* _Given request_
Collect the lines of the entries where "this" shows up.

* _Provided data_
◇ ◇ ◇

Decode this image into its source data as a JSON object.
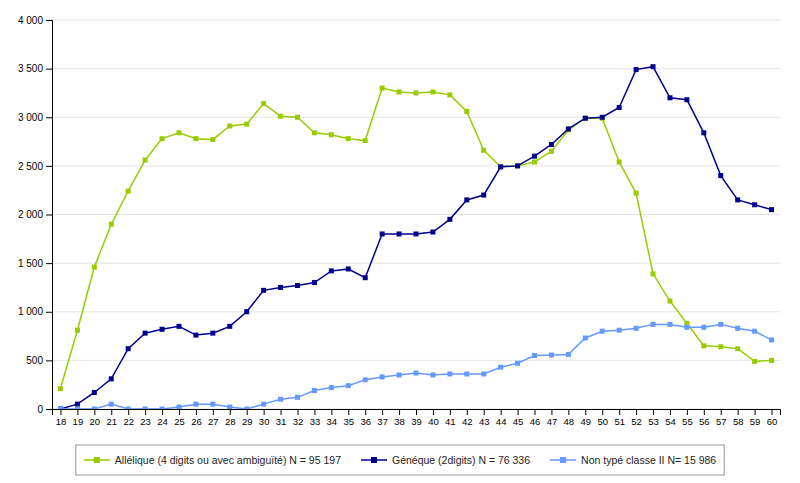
{
  "chart_data": {
    "type": "line",
    "x": [
      18,
      19,
      20,
      21,
      22,
      23,
      24,
      25,
      26,
      27,
      28,
      29,
      30,
      31,
      32,
      33,
      34,
      35,
      36,
      37,
      38,
      39,
      40,
      41,
      42,
      43,
      44,
      45,
      46,
      47,
      48,
      49,
      50,
      51,
      52,
      53,
      54,
      55,
      56,
      57,
      58,
      59,
      60
    ],
    "series": [
      {
        "name": "Allélique (4 digits ou avec ambiguïté) N = 95 197",
        "color": "#99CC00",
        "values": [
          210,
          810,
          1460,
          1900,
          2240,
          2560,
          2780,
          2840,
          2780,
          2770,
          2910,
          2930,
          3140,
          3010,
          3000,
          2840,
          2820,
          2780,
          2760,
          3300,
          3260,
          3250,
          3260,
          3230,
          3060,
          2660,
          2490,
          2500,
          2540,
          2650,
          2870,
          2990,
          2990,
          2540,
          2220,
          1390,
          1110,
          880,
          650,
          640,
          620,
          490,
          500
        ]
      },
      {
        "name": "Généque (2digits) N = 76 336",
        "color": "#00008B",
        "values": [
          0,
          50,
          170,
          310,
          620,
          780,
          820,
          850,
          760,
          780,
          850,
          1000,
          1220,
          1250,
          1270,
          1300,
          1420,
          1440,
          1350,
          1800,
          1800,
          1800,
          1820,
          1950,
          2150,
          2200,
          2490,
          2500,
          2600,
          2720,
          2880,
          2990,
          3000,
          3100,
          3490,
          3520,
          3200,
          3180,
          2840,
          2400,
          2150,
          2100,
          2050
        ]
      },
      {
        "name": "Non typé classe II N= 15 986",
        "color": "#6699FF",
        "values": [
          0,
          0,
          0,
          50,
          0,
          0,
          0,
          20,
          50,
          50,
          20,
          0,
          50,
          100,
          120,
          190,
          220,
          240,
          300,
          330,
          350,
          370,
          350,
          360,
          360,
          360,
          430,
          470,
          550,
          555,
          560,
          730,
          800,
          810,
          830,
          870,
          870,
          840,
          840,
          870,
          830,
          800,
          710
        ]
      }
    ],
    "xlim": [
      17.5,
      60.5
    ],
    "xticks": [
      18,
      19,
      20,
      21,
      22,
      23,
      24,
      25,
      26,
      27,
      28,
      29,
      30,
      31,
      32,
      33,
      34,
      35,
      36,
      37,
      38,
      39,
      40,
      41,
      42,
      43,
      44,
      45,
      46,
      47,
      48,
      49,
      50,
      51,
      52,
      53,
      54,
      55,
      56,
      57,
      58,
      59,
      60
    ],
    "ylim": [
      0,
      4000
    ],
    "yticks": [
      0,
      500,
      {
        "value": 1000,
        "label": "1 000"
      },
      {
        "value": 1500,
        "label": "1 500"
      },
      {
        "value": 2000,
        "label": "2 000"
      },
      {
        "value": 2500,
        "label": "2 500"
      },
      {
        "value": 3000,
        "label": "3 000"
      },
      {
        "value": 3500,
        "label": "3 500"
      },
      {
        "value": 4000,
        "label": "4 000"
      }
    ],
    "grid": true,
    "legend": "bottom",
    "marker": "square",
    "line_style": "solid"
  }
}
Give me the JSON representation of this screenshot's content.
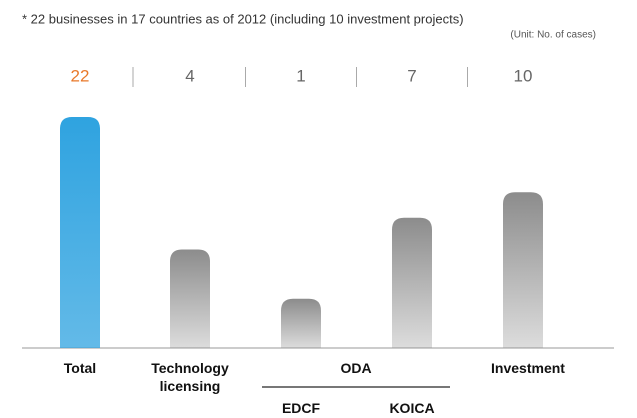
{
  "chart_data": {
    "type": "bar",
    "note": "* 22 businesses in 17 countries as of 2012 (including 10 investment projects)",
    "unit": "(Unit: No. of cases)",
    "categories": [
      "Total",
      "Technology licensing",
      "EDCF",
      "KOICA",
      "Investment"
    ],
    "group_label": "ODA",
    "values": [
      22,
      4,
      1,
      7,
      10
    ],
    "colors": [
      "#2fa3e0",
      "#8c8c8c",
      "#8c8c8c",
      "#8c8c8c",
      "#8c8c8c"
    ]
  }
}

◇ ◇ ◇

* _Completed exercise_
Decode this image into its source data as a JSON object.
Give me the JSON representation of this screenshot's content.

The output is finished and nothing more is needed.